* **GOAL**: Would you restate, exactly as they appear, the lines from the one containing "Convert this screenshot" through the end of the data below?

--- begin PROVIDED INFORMATION ---

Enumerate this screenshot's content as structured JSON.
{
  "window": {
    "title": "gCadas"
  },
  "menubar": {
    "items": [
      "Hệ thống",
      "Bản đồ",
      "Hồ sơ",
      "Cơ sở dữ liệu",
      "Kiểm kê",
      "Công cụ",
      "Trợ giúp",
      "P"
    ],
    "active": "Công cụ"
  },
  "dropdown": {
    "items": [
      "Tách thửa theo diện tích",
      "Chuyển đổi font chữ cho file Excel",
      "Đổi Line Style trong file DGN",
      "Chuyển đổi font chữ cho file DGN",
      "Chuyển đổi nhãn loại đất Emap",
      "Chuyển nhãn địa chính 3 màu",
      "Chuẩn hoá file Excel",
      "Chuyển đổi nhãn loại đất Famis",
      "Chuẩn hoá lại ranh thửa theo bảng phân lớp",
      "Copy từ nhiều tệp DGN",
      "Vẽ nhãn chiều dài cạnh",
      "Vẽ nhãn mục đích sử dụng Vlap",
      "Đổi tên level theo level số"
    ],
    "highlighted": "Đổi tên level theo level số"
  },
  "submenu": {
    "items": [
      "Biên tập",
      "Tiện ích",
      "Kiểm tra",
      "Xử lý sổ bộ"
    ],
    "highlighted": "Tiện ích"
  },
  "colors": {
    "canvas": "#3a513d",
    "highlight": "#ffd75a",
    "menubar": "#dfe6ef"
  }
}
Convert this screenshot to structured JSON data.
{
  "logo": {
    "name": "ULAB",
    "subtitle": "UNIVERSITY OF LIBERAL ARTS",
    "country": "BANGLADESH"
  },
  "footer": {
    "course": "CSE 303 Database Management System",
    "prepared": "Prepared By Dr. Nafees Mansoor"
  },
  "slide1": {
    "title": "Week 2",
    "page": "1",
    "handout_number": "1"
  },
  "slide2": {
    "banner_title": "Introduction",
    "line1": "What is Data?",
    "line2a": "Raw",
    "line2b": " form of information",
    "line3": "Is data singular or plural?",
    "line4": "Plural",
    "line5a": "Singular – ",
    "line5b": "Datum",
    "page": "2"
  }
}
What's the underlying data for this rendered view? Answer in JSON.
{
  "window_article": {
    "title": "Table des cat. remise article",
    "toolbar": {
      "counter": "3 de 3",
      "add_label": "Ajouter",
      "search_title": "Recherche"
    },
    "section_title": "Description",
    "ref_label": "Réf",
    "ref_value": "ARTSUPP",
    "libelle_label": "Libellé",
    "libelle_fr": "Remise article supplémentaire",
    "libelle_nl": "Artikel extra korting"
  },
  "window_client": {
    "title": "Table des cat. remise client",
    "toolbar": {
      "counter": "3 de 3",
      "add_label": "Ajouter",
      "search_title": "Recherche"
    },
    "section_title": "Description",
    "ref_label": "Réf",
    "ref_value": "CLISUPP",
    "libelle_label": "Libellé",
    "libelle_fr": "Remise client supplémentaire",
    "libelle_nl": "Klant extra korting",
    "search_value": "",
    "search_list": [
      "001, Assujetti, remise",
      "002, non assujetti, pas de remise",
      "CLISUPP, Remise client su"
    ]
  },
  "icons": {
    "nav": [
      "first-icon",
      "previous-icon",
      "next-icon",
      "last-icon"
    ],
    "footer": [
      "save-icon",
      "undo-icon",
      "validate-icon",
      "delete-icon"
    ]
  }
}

--- end PROVIDED INFORMATION ---

* **FULL RESPONSE**:
Convert this screenshot to structured JSON data.
{
  "logo": {
    "name": "ULAB",
    "subtitle": "UNIVERSITY OF LIBERAL ARTS",
    "country": "BANGLADESH"
  },
  "footer": {
    "course": "CSE 303 Database Management System",
    "prepared": "Prepared By Dr. Nafees Mansoor"
  },
  "slide1": {
    "title": "Week 2",
    "page": "1",
    "handout_number": "1"
  },
  "slide2": {
    "banner_title": "Introduction",
    "line1": "What is Data?",
    "line2a": "Raw",
    "line2b": " form of information",
    "line3": "Is data singular or plural?",
    "line4": "Plural",
    "line5a": "Singular – ",
    "line5b": "Datum",
    "page": "2"
  }
}
What's the underlying data for this rendered view? Answer in JSON.
{
  "window_article": {
    "title": "Table des cat. remise article",
    "toolbar": {
      "counter": "3 de 3",
      "add_label": "Ajouter",
      "search_title": "Recherche"
    },
    "section_title": "Description",
    "ref_label": "Réf",
    "ref_value": "ARTSUPP",
    "libelle_label": "Libellé",
    "libelle_fr": "Remise article supplémentaire",
    "libelle_nl": "Artikel extra korting"
  },
  "window_client": {
    "title": "Table des cat. remise client",
    "toolbar": {
      "counter": "3 de 3",
      "add_label": "Ajouter",
      "search_title": "Recherche"
    },
    "section_title": "Description",
    "ref_label": "Réf",
    "ref_value": "CLISUPP",
    "libelle_label": "Libellé",
    "libelle_fr": "Remise client supplémentaire",
    "libelle_nl": "Klant extra korting",
    "search_value": "",
    "search_list": [
      "001, Assujetti, remise",
      "002, non assujetti, pas de remise",
      "CLISUPP, Remise client su"
    ]
  },
  "icons": {
    "nav": [
      "first-icon",
      "previous-icon",
      "next-icon",
      "last-icon"
    ],
    "footer": [
      "save-icon",
      "undo-icon",
      "validate-icon",
      "delete-icon"
    ]
  }
}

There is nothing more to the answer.